____ Rows

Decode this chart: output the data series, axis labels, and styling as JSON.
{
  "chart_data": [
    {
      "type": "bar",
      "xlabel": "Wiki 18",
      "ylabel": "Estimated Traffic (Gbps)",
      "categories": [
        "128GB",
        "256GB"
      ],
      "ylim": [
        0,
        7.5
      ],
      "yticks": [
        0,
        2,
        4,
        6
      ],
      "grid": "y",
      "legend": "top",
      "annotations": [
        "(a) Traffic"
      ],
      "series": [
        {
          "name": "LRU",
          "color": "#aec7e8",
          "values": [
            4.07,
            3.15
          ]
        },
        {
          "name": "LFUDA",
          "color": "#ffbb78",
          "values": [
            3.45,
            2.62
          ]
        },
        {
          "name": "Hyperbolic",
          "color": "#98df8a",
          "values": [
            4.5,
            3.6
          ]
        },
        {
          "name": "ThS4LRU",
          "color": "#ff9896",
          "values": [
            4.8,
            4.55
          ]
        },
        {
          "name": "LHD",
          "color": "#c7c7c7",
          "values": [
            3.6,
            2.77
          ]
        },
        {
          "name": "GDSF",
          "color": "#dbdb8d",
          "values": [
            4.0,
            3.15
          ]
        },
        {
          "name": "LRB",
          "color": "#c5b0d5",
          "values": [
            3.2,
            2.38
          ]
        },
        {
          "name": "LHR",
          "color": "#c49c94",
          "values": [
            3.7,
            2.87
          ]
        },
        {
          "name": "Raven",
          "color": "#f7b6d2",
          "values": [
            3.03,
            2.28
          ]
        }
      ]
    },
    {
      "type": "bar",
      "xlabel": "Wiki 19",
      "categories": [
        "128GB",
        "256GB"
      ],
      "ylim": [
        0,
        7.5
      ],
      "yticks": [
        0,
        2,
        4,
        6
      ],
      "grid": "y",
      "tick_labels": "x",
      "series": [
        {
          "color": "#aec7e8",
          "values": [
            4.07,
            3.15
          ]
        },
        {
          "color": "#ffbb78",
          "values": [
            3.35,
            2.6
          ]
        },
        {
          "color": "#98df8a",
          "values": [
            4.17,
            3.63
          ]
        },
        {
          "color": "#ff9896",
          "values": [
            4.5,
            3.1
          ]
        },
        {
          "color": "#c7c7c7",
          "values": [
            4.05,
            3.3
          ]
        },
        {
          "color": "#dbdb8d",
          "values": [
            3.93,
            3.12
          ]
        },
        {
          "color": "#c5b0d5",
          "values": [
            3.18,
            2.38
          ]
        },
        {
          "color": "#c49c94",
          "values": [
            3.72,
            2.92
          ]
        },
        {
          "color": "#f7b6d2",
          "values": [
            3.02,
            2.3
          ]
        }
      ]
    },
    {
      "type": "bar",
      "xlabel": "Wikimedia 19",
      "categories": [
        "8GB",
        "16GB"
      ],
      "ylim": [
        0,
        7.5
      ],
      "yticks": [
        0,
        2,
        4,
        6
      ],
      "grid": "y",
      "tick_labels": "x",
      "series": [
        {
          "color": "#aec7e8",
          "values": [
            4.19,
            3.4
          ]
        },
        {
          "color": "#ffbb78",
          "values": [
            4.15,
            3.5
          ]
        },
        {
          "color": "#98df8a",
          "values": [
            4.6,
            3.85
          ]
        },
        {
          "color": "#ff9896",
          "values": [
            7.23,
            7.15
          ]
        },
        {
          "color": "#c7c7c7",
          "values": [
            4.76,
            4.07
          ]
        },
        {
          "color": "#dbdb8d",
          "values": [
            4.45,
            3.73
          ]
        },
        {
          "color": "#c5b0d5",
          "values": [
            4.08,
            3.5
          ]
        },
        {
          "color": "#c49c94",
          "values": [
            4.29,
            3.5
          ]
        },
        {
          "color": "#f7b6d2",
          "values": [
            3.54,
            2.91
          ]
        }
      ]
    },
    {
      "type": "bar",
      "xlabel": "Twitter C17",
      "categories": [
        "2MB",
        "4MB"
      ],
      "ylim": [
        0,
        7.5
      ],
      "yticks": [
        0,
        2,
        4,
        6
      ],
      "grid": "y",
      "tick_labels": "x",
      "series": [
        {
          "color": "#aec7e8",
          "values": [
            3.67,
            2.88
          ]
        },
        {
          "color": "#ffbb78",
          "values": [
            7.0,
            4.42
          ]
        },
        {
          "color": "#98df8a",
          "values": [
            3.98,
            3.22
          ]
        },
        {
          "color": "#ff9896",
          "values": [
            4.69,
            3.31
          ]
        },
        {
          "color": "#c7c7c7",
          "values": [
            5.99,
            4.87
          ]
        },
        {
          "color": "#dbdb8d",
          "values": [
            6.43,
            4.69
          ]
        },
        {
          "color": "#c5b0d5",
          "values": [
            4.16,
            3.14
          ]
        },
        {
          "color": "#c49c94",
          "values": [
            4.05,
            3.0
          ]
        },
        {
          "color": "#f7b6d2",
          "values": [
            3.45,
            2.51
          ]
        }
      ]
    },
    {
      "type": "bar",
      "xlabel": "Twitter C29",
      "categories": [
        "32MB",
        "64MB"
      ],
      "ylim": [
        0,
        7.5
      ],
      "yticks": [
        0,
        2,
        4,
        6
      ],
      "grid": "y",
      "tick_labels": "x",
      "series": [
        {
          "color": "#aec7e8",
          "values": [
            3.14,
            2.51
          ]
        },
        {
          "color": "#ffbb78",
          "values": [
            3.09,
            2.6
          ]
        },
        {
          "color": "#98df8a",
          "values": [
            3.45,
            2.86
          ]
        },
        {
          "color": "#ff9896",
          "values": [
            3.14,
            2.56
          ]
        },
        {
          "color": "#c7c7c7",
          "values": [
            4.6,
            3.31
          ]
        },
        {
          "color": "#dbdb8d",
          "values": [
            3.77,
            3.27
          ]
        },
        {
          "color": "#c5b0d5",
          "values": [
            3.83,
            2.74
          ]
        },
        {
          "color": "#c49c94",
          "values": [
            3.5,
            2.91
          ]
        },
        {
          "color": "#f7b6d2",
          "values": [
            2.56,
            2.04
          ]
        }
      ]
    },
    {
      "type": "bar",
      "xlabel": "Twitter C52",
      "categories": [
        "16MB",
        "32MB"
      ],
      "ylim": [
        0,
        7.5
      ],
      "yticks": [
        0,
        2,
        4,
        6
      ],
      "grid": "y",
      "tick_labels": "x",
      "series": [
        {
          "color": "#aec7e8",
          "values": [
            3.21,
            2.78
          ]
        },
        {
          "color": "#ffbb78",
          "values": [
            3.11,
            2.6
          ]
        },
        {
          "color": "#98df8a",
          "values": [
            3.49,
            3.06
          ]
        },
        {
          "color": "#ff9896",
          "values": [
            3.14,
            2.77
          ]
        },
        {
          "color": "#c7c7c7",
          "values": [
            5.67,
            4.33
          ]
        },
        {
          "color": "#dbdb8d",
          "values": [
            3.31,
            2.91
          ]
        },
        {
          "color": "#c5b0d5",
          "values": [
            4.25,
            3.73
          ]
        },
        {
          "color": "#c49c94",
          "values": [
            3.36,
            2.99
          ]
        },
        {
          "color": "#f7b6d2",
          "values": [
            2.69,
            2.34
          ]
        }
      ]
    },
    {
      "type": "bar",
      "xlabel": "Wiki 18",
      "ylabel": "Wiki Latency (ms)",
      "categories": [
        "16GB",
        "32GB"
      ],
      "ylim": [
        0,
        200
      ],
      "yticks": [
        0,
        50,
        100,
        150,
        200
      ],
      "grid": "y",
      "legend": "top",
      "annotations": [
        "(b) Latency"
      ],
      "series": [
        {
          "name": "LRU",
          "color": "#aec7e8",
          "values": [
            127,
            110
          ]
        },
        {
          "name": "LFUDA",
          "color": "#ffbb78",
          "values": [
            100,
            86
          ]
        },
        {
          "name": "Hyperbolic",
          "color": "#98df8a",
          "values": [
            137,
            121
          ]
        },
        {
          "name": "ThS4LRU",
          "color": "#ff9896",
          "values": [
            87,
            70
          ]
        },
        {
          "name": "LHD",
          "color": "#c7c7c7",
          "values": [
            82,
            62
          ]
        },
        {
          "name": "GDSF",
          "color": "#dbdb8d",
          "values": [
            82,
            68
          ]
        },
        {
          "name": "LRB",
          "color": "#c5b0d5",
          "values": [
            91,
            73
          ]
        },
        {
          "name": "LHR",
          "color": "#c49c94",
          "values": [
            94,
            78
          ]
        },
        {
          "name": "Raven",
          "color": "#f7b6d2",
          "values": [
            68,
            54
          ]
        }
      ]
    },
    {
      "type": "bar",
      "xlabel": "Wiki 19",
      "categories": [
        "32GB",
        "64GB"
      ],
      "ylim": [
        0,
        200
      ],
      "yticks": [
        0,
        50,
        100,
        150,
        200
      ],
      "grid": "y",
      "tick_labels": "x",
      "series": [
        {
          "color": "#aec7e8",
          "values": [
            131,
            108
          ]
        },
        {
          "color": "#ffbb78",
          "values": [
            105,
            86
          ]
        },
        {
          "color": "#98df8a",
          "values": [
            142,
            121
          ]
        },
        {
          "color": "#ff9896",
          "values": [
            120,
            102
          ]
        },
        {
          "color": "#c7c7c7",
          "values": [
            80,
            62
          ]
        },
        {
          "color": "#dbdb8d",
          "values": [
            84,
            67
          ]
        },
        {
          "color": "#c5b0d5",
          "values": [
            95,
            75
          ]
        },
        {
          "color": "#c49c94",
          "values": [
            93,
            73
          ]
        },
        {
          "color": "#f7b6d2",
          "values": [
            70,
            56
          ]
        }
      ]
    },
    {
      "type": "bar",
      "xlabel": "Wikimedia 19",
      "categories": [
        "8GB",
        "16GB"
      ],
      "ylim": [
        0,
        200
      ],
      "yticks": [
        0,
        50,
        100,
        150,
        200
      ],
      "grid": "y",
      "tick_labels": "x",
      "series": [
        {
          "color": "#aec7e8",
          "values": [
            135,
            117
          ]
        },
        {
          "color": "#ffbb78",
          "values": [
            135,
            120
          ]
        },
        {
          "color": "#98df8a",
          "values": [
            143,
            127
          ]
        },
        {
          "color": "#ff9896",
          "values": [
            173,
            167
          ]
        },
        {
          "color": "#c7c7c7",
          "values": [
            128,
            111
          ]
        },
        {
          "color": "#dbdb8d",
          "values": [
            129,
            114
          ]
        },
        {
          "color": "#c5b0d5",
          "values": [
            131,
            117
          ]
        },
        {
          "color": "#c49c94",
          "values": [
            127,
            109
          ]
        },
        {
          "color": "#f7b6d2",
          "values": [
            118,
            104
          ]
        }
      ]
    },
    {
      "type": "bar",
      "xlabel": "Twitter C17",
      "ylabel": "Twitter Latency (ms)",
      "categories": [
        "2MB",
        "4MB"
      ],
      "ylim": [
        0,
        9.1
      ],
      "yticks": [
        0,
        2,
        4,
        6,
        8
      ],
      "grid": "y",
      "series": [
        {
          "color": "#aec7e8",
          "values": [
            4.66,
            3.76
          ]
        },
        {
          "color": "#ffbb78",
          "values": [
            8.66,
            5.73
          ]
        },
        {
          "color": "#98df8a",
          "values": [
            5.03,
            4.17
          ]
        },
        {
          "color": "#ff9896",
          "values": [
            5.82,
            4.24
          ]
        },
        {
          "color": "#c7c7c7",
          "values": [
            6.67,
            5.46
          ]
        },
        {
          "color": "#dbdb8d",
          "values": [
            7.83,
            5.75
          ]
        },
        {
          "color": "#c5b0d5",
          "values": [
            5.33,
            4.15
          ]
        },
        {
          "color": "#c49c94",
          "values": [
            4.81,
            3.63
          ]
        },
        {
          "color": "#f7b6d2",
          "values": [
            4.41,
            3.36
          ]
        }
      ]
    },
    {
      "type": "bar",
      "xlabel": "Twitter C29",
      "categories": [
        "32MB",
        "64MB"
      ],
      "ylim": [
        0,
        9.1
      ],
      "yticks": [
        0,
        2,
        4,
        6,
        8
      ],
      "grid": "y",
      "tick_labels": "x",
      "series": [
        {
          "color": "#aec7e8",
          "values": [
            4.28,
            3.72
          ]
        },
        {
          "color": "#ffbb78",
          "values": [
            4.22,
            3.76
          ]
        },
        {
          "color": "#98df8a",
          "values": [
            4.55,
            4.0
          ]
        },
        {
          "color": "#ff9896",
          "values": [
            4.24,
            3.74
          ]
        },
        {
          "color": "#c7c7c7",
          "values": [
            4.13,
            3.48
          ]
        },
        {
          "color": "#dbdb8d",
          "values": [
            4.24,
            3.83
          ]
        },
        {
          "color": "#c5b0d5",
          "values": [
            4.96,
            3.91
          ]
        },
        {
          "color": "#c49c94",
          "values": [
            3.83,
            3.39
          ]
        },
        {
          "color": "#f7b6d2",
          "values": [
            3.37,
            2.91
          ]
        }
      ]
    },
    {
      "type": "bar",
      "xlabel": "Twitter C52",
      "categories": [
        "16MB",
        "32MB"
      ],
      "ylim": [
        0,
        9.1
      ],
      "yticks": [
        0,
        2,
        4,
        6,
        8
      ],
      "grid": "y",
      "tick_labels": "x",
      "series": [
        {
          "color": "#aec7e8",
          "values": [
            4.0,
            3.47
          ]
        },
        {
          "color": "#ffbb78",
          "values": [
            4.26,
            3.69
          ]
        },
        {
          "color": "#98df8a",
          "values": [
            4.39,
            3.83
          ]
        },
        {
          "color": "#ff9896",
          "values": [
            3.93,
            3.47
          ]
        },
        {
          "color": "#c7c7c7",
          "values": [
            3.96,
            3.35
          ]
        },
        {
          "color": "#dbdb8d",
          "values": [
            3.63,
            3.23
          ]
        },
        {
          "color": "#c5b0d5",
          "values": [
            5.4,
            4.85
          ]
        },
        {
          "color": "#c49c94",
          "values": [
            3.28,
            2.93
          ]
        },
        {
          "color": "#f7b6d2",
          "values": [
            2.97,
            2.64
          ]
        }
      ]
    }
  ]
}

________

### The request
Looking at the data above, show all lines where the word "Traffic" occurs.

### Problem solution
      "ylabel": "Estimated Traffic (Gbps)",
        "(a) Traffic"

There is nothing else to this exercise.